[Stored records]
[start]

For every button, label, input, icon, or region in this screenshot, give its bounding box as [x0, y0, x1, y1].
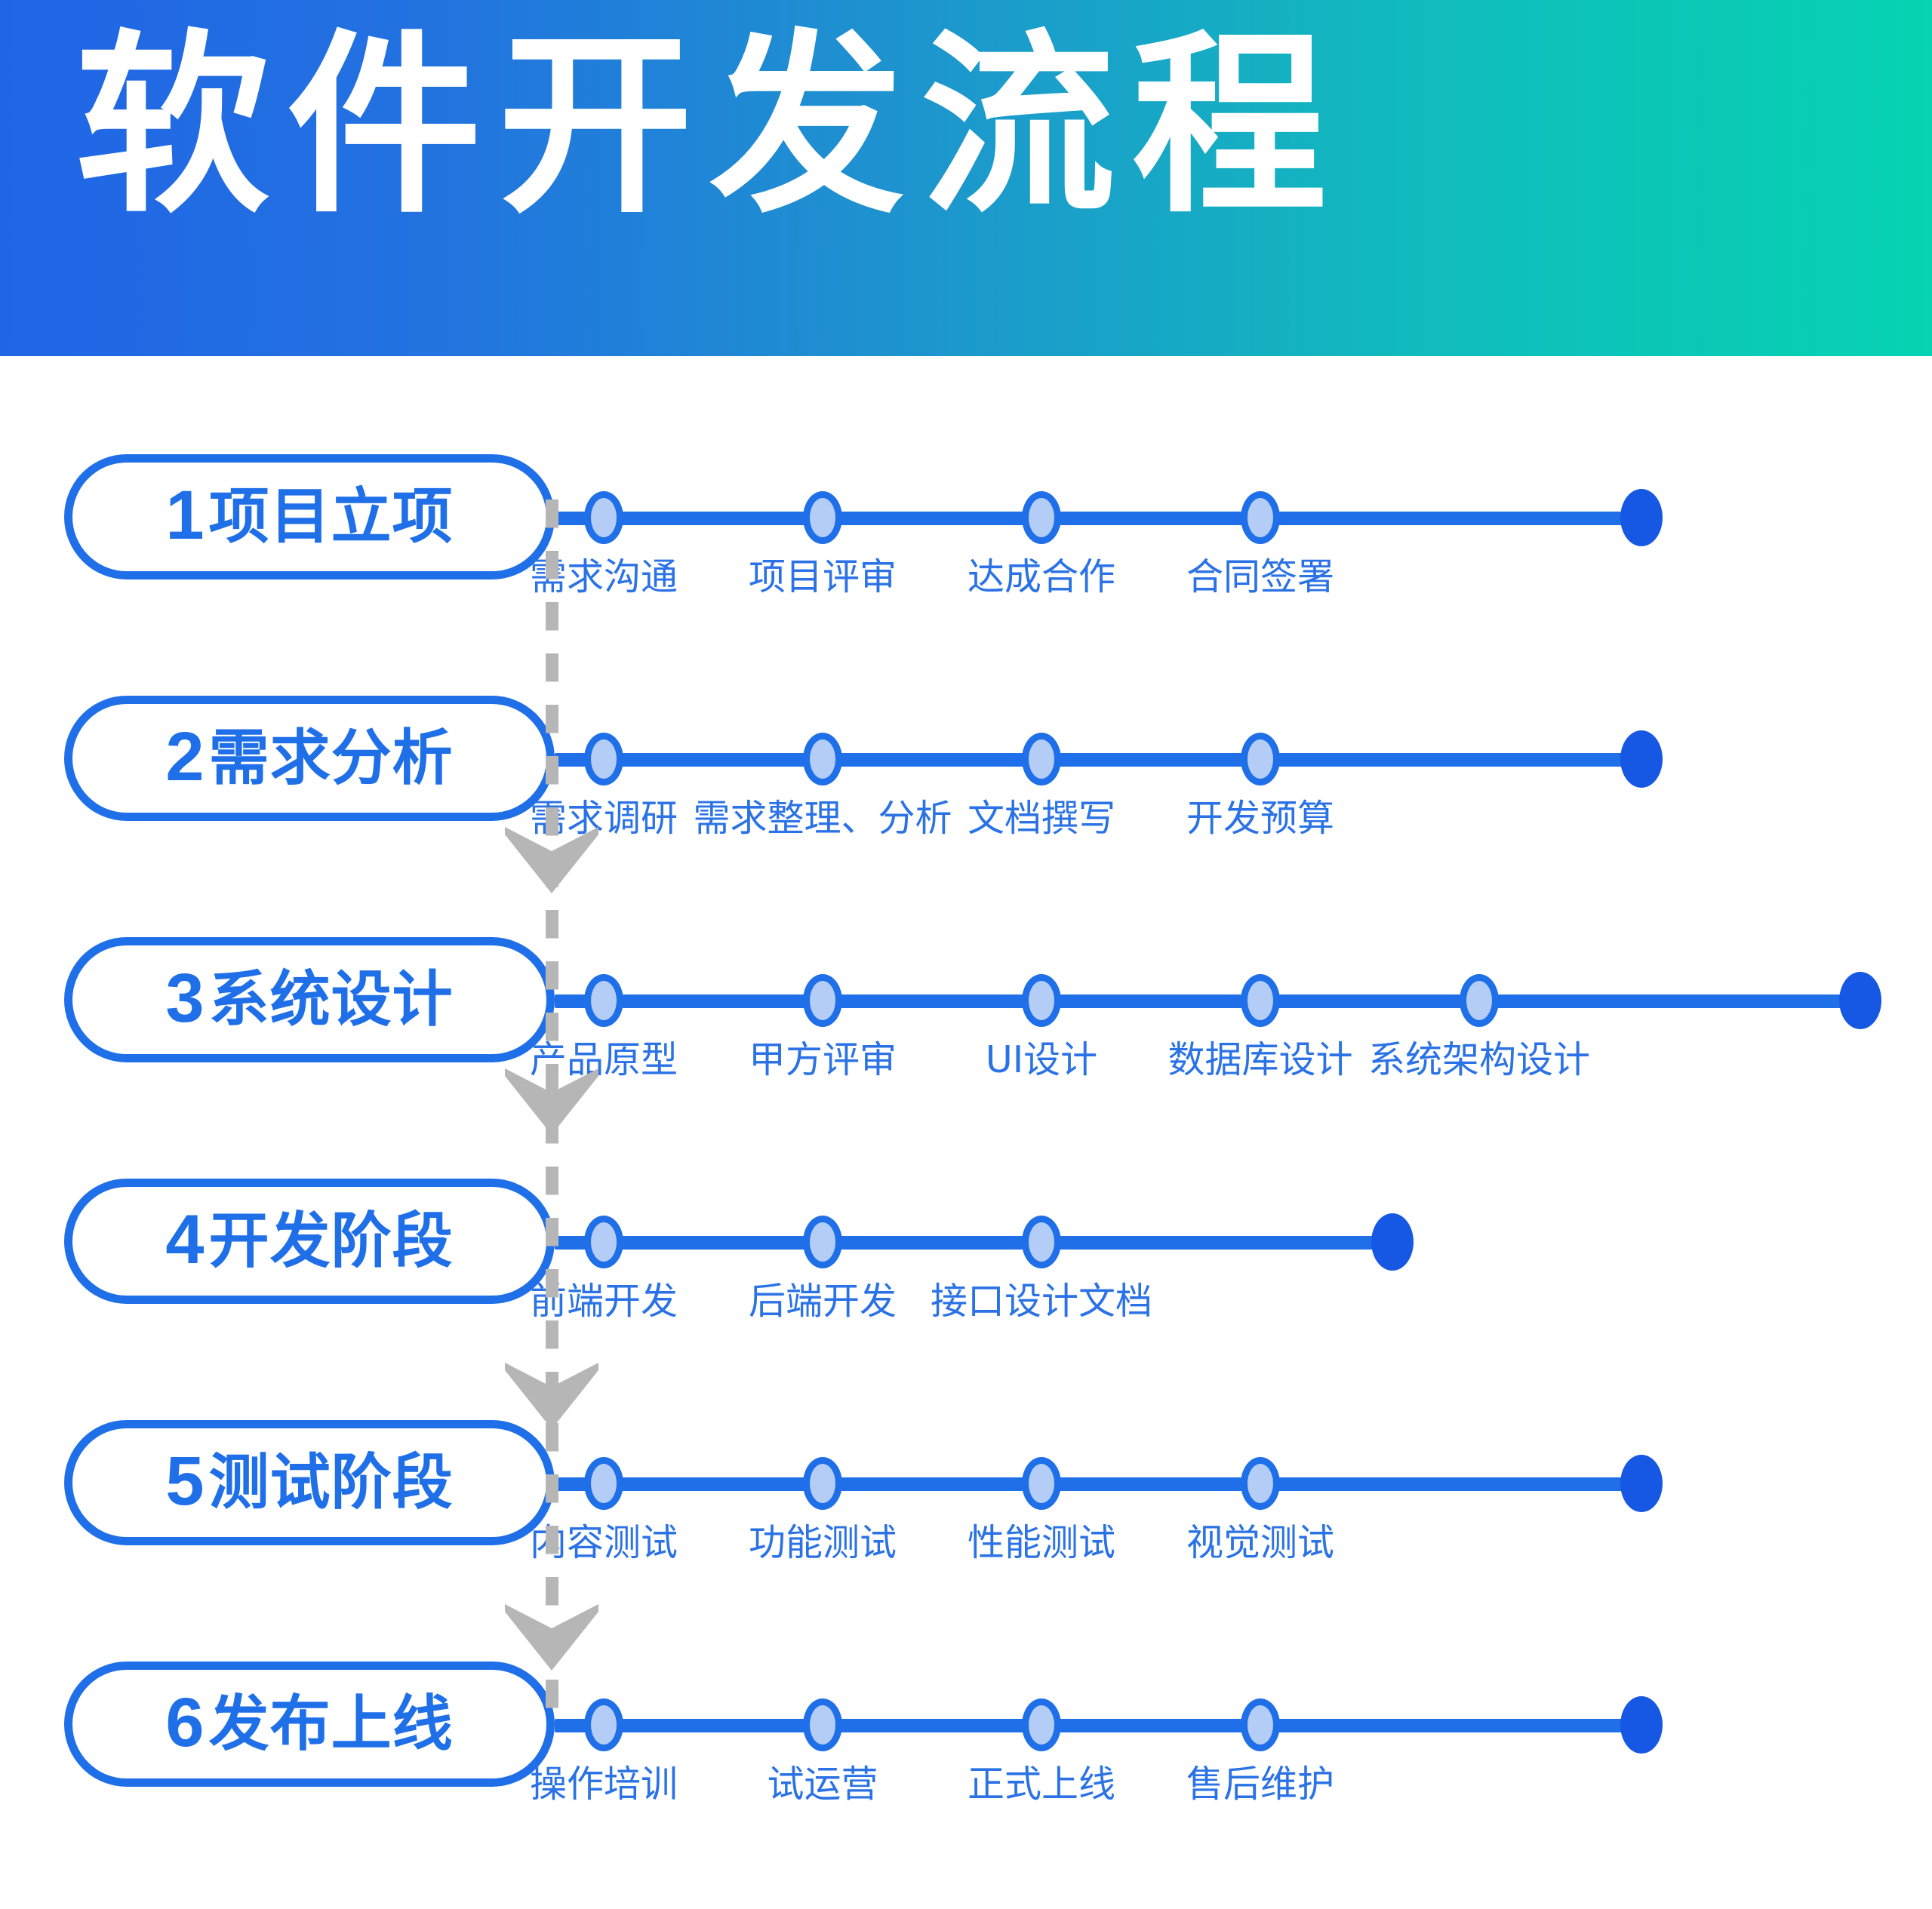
timeline-node-label: 文档撰写: [968, 800, 1115, 837]
timeline-node-label: 操作培训: [530, 1766, 678, 1803]
timeline-node-label: 接口设计文档: [931, 1283, 1152, 1320]
timeline-node[interactable]: [803, 1216, 842, 1268]
timeline-node[interactable]: [1241, 733, 1280, 785]
timeline-end-node: [1839, 972, 1881, 1029]
timeline-node[interactable]: [1022, 491, 1061, 544]
timeline-node-label: 功能测试: [749, 1524, 897, 1561]
page-title: 软件开发流程: [75, 29, 1343, 223]
stage-pill-5[interactable]: 5测试阶段: [64, 1420, 555, 1545]
timeline-node[interactable]: [1460, 974, 1499, 1027]
page-header: 软件开发流程: [0, 0, 1932, 356]
timeline-node-label: 系统架构设计: [1368, 1041, 1590, 1078]
timeline-node[interactable]: [803, 1457, 842, 1510]
stage-timeline-track: [555, 1477, 1641, 1491]
timeline-node-label: 后端开发: [749, 1283, 897, 1320]
stage-timeline-track: [555, 994, 1860, 1008]
timeline-node[interactable]: [803, 733, 842, 785]
flow-stage-row: 4开发阶段前端开发后端开发接口设计文档: [0, 1179, 1932, 1413]
flow-stage-row: 3系统设计产品原型甲方评审UI设计数据库设计系统架构设计: [0, 937, 1932, 1171]
timeline-node[interactable]: [1022, 1457, 1061, 1510]
timeline-node[interactable]: [1022, 1216, 1061, 1268]
flow-diagram: 1项目立项需求沟通项目评审达成合作合同签署2需求分析需求调研需求整理、分析文档撰…: [0, 356, 1932, 1909]
timeline-node-label: 性能测试: [968, 1524, 1115, 1561]
timeline-node[interactable]: [1241, 1457, 1280, 1510]
timeline-node-label: 试运营: [767, 1766, 878, 1803]
timeline-node[interactable]: [584, 733, 623, 785]
timeline-node[interactable]: [803, 974, 842, 1027]
timeline-end-node: [1620, 1696, 1663, 1754]
timeline-node-label: 正式上线: [968, 1766, 1115, 1803]
timeline-node-label: 视觉测试: [1186, 1524, 1334, 1561]
stage-title: 开发阶段: [209, 1211, 454, 1271]
stage-timeline-track: [555, 753, 1641, 767]
timeline-end-node: [1620, 730, 1663, 788]
timeline-node-label: 达成合作: [968, 558, 1115, 595]
timeline-node-label: 甲方评审: [749, 1041, 897, 1078]
timeline-node-label: 需求整理、分析: [693, 800, 952, 837]
timeline-node[interactable]: [584, 974, 623, 1027]
stage-title: 项目立项: [209, 487, 454, 547]
timeline-node[interactable]: [584, 491, 623, 544]
stage-number: 1: [165, 481, 204, 550]
stage-pill-2[interactable]: 2需求分析: [64, 696, 555, 821]
timeline-node[interactable]: [1022, 974, 1061, 1027]
stage-number: 3: [165, 964, 204, 1033]
timeline-end-node: [1620, 1455, 1663, 1512]
timeline-node-label: 项目评审: [749, 558, 897, 595]
timeline-node[interactable]: [1241, 491, 1280, 544]
stage-title: 需求分析: [209, 728, 454, 788]
flow-stage-row: 1项目立项需求沟通项目评审达成合作合同签署: [0, 454, 1932, 688]
stage-number: 6: [165, 1688, 204, 1757]
timeline-node[interactable]: [803, 1698, 842, 1751]
stage-number: 2: [165, 722, 204, 792]
stage-timeline-track: [555, 1719, 1641, 1732]
timeline-node[interactable]: [1022, 733, 1061, 785]
stage-title: 系统设计: [209, 970, 454, 1030]
flow-stage-row: 6发布上线操作培训试运营正式上线售后维护: [0, 1662, 1932, 1895]
timeline-node[interactable]: [1241, 974, 1280, 1027]
timeline-node-label: UI设计: [986, 1041, 1097, 1078]
stage-timeline-track: [555, 1236, 1392, 1250]
flow-stage-row: 5测试阶段内容测试功能测试性能测试视觉测试: [0, 1420, 1932, 1654]
timeline-end-node: [1371, 1213, 1414, 1271]
timeline-node-label: 数据库设计: [1168, 1041, 1352, 1078]
timeline-node[interactable]: [1022, 1698, 1061, 1751]
stage-number: 5: [165, 1446, 204, 1516]
timeline-node[interactable]: [803, 491, 842, 544]
timeline-node[interactable]: [584, 1698, 623, 1751]
stage-title: 测试阶段: [209, 1452, 454, 1513]
stage-pill-4[interactable]: 4开发阶段: [64, 1179, 555, 1304]
flow-stage-row: 2需求分析需求调研需求整理、分析文档撰写开发预算: [0, 696, 1932, 930]
timeline-node-label: 售后维护: [1186, 1766, 1334, 1803]
stage-pill-6[interactable]: 6发布上线: [64, 1662, 555, 1787]
timeline-node[interactable]: [584, 1216, 623, 1268]
timeline-node-label: 合同签署: [1186, 558, 1334, 595]
stage-number: 4: [165, 1205, 204, 1274]
timeline-end-node: [1620, 489, 1663, 546]
timeline-node-label: 开发预算: [1186, 800, 1334, 837]
timeline-node[interactable]: [584, 1457, 623, 1510]
stage-timeline-track: [555, 512, 1641, 525]
timeline-node[interactable]: [1241, 1698, 1280, 1751]
stage-pill-1[interactable]: 1项目立项: [64, 454, 555, 579]
stage-title: 发布上线: [209, 1694, 454, 1754]
stage-pill-3[interactable]: 3系统设计: [64, 937, 555, 1062]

[end]

PROBLEM DESCRIPTION —
Please copy the lines of the listing verbatim, from the line containing "timeline-node-label: 文档撰写: [968, 800, 1115, 837]" through the line containing "page-header: 软件开发流程: [0, 0, 1932, 356]", both included.

EXPECTED ANSWER —
timeline-node-label: 文档撰写: [968, 800, 1115, 837]
timeline-node-label: 操作培训: [530, 1766, 678, 1803]
timeline-node-label: 接口设计文档: [931, 1283, 1152, 1320]
timeline-node[interactable]: [803, 1216, 842, 1268]
timeline-node[interactable]: [1241, 733, 1280, 785]
timeline-end-node: [1839, 972, 1881, 1029]
timeline-node[interactable]: [1022, 491, 1061, 544]
timeline-node-label: 功能测试: [749, 1524, 897, 1561]
page-title: 软件开发流程: [75, 29, 1343, 223]
stage-pill-5[interactable]: 5测试阶段: [64, 1420, 555, 1545]
timeline-node[interactable]: [1460, 974, 1499, 1027]
page-header: 软件开发流程: [0, 0, 1932, 356]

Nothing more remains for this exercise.